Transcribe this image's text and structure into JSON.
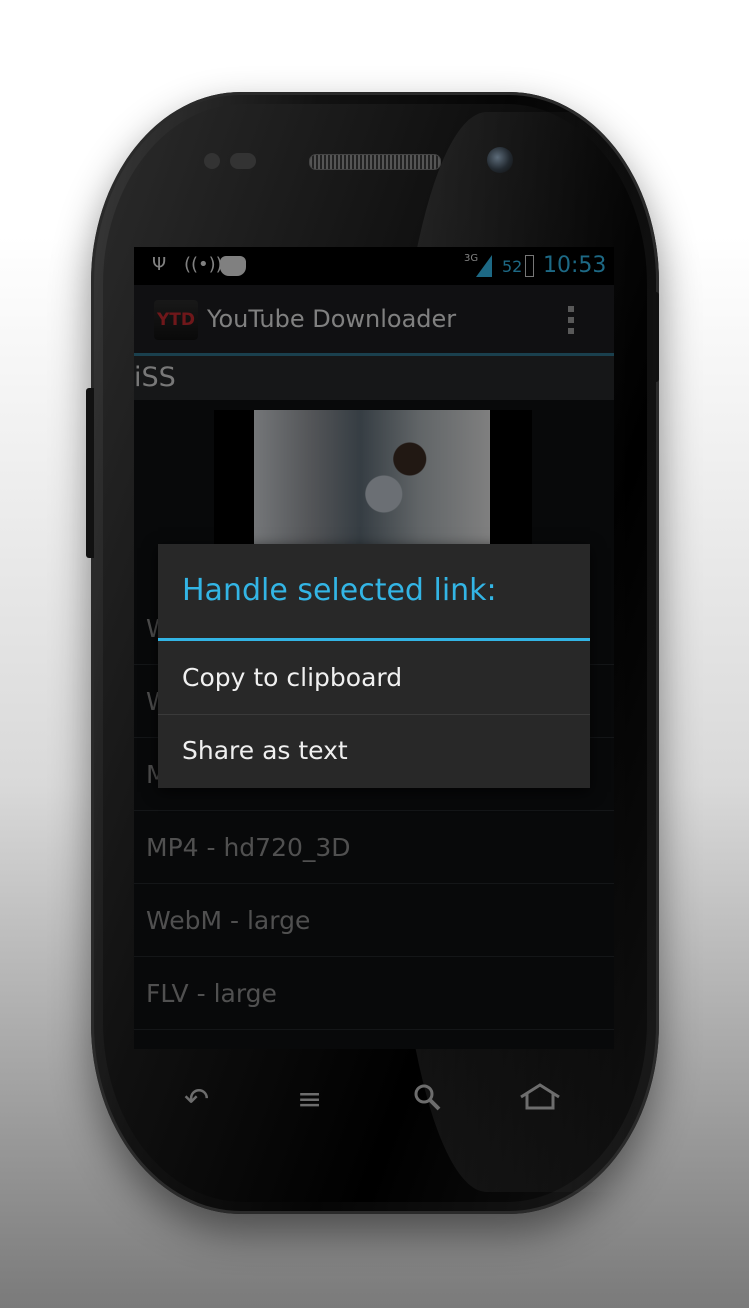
{
  "status_bar": {
    "network": "3G",
    "battery_percent": "52",
    "time": "10:53",
    "icons": [
      "usb-icon",
      "wireless-signal-icon",
      "cyanogen-mascot-icon",
      "cell-signal-icon",
      "battery-icon"
    ]
  },
  "action_bar": {
    "logo_text": "YTD",
    "title": "YouTube Downloader",
    "overflow_icon": "overflow-menu-icon"
  },
  "video": {
    "title": "iSS"
  },
  "formats": [
    {
      "label": "W"
    },
    {
      "label": "W"
    },
    {
      "label": "M"
    },
    {
      "label": "MP4 - hd720_3D"
    },
    {
      "label": "WebM - large"
    },
    {
      "label": "FLV - large"
    }
  ],
  "dialog": {
    "title": "Handle selected link:",
    "items": [
      {
        "label": "Copy to clipboard"
      },
      {
        "label": "Share as text"
      }
    ]
  },
  "nav_bar": {
    "icons": [
      "back-icon",
      "menu-icon",
      "search-icon",
      "home-icon"
    ]
  },
  "colors": {
    "accent": "#33b5e5",
    "logo_red": "#c0282d"
  }
}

■ STATED GOAL: Show every line above in which the word "menu" occurs.

■ OUTPUT BELOW:
    "overflow_icon": "overflow-menu-icon"
      "menu-icon",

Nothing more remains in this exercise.